Each line below either holds the string "this" or doesn't. Count those that do and give only the number.

### Provided material
--- Begin ---

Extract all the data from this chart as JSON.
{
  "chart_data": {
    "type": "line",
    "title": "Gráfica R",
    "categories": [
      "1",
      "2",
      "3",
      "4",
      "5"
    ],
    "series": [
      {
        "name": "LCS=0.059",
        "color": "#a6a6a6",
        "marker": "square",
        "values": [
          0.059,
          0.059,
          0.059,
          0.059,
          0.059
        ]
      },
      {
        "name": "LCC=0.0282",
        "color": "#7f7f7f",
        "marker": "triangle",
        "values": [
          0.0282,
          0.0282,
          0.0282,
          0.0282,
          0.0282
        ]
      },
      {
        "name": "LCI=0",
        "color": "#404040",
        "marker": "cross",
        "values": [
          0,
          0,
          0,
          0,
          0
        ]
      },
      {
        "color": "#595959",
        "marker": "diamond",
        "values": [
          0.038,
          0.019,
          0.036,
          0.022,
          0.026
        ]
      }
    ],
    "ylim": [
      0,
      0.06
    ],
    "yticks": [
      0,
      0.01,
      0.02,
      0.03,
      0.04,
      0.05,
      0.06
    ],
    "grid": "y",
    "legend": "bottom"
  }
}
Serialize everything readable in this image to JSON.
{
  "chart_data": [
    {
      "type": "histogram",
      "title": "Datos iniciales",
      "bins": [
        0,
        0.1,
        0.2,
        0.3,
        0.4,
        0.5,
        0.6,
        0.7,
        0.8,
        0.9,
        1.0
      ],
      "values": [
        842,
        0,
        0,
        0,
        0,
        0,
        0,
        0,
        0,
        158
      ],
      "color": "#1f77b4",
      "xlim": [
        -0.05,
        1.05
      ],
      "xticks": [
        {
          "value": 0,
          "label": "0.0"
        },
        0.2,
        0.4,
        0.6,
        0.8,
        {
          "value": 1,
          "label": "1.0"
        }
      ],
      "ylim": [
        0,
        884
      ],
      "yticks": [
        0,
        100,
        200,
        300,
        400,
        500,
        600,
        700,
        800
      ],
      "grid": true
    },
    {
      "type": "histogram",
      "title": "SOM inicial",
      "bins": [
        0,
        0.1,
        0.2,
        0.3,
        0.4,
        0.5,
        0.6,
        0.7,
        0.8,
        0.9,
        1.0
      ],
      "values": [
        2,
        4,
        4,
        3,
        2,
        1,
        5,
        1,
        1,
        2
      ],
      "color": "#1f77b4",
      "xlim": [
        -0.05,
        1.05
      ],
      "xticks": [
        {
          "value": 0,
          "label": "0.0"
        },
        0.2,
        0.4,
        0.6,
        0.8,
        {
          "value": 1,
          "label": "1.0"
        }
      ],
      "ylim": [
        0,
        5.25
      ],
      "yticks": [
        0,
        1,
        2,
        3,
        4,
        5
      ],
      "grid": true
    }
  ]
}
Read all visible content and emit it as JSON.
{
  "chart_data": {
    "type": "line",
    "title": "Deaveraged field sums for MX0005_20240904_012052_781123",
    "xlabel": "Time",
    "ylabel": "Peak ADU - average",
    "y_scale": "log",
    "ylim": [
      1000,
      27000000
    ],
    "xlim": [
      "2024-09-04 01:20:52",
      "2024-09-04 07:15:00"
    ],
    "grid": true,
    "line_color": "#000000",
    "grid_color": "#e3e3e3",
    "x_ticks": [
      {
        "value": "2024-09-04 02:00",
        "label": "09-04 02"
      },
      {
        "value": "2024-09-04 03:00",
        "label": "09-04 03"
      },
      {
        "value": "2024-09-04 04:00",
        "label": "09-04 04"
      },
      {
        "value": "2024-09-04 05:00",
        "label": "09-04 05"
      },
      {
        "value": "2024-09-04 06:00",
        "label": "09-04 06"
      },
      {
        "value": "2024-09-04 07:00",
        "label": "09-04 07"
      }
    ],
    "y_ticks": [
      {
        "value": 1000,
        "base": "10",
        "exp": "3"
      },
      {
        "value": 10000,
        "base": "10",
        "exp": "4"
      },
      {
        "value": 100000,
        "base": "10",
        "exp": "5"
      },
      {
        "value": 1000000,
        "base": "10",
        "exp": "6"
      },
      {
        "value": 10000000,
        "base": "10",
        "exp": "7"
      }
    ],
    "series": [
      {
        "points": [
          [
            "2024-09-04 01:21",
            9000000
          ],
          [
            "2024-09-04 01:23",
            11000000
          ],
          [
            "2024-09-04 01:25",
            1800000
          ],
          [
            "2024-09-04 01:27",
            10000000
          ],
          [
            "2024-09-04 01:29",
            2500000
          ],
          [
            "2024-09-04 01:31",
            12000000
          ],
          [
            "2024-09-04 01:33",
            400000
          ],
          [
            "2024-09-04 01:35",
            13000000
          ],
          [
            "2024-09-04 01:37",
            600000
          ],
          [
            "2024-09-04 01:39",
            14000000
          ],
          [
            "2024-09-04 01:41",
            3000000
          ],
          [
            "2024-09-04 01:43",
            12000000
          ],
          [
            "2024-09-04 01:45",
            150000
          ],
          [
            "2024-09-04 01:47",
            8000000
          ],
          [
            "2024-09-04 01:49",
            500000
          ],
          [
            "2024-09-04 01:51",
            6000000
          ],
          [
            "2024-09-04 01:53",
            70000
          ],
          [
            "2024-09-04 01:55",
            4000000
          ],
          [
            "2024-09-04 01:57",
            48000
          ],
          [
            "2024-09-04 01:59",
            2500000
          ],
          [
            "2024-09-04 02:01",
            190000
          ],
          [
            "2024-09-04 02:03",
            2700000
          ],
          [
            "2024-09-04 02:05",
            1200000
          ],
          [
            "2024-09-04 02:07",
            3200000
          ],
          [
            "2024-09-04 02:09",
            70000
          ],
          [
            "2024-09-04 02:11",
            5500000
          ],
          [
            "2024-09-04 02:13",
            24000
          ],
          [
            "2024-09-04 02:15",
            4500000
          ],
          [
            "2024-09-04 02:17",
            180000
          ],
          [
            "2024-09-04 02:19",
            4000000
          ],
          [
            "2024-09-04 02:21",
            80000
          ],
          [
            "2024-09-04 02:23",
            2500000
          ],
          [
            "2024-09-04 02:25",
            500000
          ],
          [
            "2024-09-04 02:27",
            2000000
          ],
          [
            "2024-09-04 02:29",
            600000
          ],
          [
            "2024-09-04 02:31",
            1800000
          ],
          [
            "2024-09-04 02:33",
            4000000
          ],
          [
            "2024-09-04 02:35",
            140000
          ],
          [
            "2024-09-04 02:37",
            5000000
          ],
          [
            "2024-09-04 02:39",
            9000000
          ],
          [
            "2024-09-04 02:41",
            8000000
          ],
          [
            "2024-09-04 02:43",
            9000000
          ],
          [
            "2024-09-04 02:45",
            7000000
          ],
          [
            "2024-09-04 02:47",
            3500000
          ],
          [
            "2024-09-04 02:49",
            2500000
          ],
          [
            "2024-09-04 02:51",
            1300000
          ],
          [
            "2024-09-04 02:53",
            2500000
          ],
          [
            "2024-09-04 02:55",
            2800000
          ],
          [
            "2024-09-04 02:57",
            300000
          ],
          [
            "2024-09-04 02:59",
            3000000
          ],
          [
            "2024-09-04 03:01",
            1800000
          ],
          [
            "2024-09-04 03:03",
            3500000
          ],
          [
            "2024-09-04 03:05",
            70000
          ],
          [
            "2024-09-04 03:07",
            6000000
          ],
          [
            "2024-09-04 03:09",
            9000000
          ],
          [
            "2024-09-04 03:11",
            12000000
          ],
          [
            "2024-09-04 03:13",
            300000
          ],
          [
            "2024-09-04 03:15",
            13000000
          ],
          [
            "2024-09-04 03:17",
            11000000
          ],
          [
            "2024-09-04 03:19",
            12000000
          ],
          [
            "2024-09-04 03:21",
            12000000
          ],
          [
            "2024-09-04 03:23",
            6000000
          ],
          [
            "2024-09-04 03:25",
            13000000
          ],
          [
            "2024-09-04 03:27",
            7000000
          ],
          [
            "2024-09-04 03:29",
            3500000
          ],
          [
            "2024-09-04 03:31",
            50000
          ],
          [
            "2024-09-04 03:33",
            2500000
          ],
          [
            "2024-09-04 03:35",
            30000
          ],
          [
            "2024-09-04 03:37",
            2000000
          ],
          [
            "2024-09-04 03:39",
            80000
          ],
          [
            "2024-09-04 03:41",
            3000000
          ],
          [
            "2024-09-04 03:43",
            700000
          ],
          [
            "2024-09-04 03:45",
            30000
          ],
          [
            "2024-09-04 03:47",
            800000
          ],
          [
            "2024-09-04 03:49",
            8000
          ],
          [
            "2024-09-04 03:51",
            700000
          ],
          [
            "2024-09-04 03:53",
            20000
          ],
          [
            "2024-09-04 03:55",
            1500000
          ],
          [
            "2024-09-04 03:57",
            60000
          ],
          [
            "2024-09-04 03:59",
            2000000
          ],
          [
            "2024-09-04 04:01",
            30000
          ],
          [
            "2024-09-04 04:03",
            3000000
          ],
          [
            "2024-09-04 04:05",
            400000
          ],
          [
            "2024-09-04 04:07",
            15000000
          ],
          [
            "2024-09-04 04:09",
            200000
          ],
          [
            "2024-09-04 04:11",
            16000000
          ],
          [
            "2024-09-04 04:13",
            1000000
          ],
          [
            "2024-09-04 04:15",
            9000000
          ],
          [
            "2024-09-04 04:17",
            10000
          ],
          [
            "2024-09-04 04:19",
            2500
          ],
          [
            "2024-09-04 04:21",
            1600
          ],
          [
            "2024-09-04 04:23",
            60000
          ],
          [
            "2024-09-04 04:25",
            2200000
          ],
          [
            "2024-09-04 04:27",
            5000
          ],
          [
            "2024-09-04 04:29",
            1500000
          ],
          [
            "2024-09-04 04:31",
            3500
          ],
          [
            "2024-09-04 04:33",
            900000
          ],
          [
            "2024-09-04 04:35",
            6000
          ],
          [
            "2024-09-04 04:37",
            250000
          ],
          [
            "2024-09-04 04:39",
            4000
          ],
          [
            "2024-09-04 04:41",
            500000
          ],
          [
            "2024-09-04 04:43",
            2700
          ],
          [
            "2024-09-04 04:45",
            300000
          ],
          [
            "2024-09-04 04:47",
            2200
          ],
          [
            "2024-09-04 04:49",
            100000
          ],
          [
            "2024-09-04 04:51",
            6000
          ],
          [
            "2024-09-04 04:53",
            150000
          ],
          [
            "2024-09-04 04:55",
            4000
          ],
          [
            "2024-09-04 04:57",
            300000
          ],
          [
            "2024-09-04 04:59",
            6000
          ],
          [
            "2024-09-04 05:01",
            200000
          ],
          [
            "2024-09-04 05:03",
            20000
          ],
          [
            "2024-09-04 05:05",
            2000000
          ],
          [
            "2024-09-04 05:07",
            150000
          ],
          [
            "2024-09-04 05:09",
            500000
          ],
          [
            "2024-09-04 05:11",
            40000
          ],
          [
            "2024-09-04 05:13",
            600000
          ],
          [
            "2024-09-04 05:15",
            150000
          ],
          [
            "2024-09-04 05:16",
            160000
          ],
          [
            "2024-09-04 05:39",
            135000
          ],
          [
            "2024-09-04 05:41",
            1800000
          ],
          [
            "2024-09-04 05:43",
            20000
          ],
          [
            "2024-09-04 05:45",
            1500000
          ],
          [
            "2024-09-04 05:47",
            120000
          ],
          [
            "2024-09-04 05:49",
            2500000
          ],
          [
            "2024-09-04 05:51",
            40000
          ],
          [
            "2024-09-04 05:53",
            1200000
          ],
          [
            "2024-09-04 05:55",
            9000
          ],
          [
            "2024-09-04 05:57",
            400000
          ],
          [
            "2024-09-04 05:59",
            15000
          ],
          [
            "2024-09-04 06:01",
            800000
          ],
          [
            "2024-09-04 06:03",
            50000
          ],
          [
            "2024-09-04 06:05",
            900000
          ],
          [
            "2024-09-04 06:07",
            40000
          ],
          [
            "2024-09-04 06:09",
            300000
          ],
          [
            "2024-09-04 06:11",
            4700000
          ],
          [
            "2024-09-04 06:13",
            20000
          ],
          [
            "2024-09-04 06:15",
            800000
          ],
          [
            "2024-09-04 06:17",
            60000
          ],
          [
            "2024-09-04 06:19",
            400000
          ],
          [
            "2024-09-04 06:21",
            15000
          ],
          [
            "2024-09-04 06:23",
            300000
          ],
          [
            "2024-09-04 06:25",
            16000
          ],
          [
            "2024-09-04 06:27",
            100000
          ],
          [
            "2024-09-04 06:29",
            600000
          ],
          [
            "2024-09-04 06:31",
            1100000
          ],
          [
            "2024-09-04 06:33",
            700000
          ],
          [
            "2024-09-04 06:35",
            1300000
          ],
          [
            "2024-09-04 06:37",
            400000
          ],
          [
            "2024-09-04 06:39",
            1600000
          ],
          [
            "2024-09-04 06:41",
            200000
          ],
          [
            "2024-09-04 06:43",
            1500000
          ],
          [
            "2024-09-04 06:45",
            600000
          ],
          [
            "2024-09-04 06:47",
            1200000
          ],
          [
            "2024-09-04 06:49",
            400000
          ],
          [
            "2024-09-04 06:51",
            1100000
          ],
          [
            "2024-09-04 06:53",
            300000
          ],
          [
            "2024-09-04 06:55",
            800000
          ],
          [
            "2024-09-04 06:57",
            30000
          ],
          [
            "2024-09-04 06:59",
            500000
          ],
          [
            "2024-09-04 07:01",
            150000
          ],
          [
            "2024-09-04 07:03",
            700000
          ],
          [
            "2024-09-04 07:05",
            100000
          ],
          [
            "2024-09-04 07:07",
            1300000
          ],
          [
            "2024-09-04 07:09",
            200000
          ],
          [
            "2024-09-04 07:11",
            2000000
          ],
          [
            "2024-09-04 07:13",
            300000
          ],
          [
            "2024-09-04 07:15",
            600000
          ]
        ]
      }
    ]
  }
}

--- End ---

### Correct result
2